Alla luce dell’accelerazione della trasformazione digitale e dell’aumento degli acquisti online negli ultimi anni, con 376 voti a favore, 111 contrari e 107 astenuti, il Parlamento europeo si è espresso favorevolmente, con un testo non vincolante, alla volontà di rimozione dei blocchi geografici, il cosiddetto “geoblocking”, per i servizi di streaming incentrati su film, serie tv e la trasmissione di eventi sportivi in diretta.
VALUTARE L’IMPATTO PER IL SETTORE AUDIOVISIVO
Le attuali norme in vigore consentono ai consumatori di fare acquisti online e di accedere ai servizi oltre confine senza molte restrizioni, ma i deputati affermano che devono essere applicate pienamente e che è necessario eliminare le barriere rimanenti.
Per l’inclusione del settore audiovisivo, tuttavia, bisogna prima valutarne l’impatto che potrebbe anche comportare una perdita importante in termini di ricavi, contenuti, diversità, canali di distribuzione e, soprattutto, potrebbe portare a un aumento dei prezzi per i consumatori. In pratica, l’apertura del mercato digitale, come effetto negativo, potrebbe portare a dei costi maggiori per gli abbonamenti.

_DATI ESTRATTI_
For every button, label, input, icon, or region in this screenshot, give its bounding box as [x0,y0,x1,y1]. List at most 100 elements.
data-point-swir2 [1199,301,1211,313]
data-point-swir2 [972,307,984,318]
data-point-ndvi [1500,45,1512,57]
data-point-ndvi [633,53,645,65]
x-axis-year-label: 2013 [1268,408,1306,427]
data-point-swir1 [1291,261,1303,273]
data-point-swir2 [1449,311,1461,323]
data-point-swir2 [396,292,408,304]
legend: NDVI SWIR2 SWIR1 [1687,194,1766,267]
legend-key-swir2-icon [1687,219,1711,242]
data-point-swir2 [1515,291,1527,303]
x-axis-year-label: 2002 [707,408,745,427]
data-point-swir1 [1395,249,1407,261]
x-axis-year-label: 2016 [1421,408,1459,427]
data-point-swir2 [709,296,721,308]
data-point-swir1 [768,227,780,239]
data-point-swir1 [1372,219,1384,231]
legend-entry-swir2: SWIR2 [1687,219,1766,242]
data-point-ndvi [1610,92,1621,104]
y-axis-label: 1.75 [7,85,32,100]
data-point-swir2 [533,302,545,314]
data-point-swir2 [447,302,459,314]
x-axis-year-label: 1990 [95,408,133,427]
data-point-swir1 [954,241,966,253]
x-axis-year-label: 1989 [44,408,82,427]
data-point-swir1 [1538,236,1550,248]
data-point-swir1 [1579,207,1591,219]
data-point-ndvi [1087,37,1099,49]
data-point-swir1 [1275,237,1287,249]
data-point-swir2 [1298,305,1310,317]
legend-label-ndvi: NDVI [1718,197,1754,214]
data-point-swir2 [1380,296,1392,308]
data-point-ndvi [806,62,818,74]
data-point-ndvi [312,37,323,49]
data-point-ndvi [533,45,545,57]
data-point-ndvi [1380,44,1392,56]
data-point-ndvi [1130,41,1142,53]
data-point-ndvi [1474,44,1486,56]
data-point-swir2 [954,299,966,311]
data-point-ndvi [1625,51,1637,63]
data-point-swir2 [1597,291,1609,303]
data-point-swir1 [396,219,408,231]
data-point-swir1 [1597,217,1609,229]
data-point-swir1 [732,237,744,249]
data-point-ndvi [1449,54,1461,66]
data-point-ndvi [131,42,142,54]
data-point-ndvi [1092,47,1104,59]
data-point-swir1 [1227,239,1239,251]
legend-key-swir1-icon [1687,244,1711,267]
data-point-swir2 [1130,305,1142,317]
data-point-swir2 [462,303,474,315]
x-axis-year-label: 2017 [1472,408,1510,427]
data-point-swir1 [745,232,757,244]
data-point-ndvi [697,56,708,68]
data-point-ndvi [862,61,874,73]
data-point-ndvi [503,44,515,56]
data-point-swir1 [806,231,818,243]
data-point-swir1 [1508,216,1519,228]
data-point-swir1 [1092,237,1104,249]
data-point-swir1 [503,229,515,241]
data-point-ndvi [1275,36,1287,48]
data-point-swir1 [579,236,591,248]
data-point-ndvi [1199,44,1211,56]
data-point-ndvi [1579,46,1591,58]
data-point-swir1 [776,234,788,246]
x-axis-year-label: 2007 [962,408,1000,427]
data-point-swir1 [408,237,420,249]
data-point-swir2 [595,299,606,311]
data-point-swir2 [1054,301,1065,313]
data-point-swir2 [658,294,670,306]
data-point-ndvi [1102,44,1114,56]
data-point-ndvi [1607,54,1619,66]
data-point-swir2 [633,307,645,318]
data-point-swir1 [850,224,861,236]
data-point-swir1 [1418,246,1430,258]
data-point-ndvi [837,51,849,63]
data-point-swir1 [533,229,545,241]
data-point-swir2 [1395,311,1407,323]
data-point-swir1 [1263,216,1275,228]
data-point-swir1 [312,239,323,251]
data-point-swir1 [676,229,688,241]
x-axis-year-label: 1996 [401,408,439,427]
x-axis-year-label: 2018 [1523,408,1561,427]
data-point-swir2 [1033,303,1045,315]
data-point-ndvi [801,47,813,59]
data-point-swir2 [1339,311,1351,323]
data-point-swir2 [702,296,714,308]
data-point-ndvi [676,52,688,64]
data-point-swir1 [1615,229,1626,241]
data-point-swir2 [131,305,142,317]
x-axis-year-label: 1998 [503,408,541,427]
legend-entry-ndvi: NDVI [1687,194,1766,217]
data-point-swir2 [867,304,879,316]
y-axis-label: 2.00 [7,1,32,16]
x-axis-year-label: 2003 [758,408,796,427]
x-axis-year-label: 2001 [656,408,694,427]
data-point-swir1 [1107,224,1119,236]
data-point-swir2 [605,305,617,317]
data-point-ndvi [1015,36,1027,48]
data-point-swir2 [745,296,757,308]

_COMPITO_
Trascrivi senza modifiche il passo del testo sul geoblocking da "VALUTARE L’IMPATTO PER" a "le barriere rimanenti.".

_RISPOSTA_
VALUTARE L’IMPATTO PER IL SETTORE AUDIOVISIVO
Le attuali norme in vigore consentono ai consumatori di fare acquisti online e di accedere ai servizi oltre confine senza molte restrizioni, ma i deputati affermano che devono essere applicate pienamente e che è necessario eliminare le barriere rimanenti.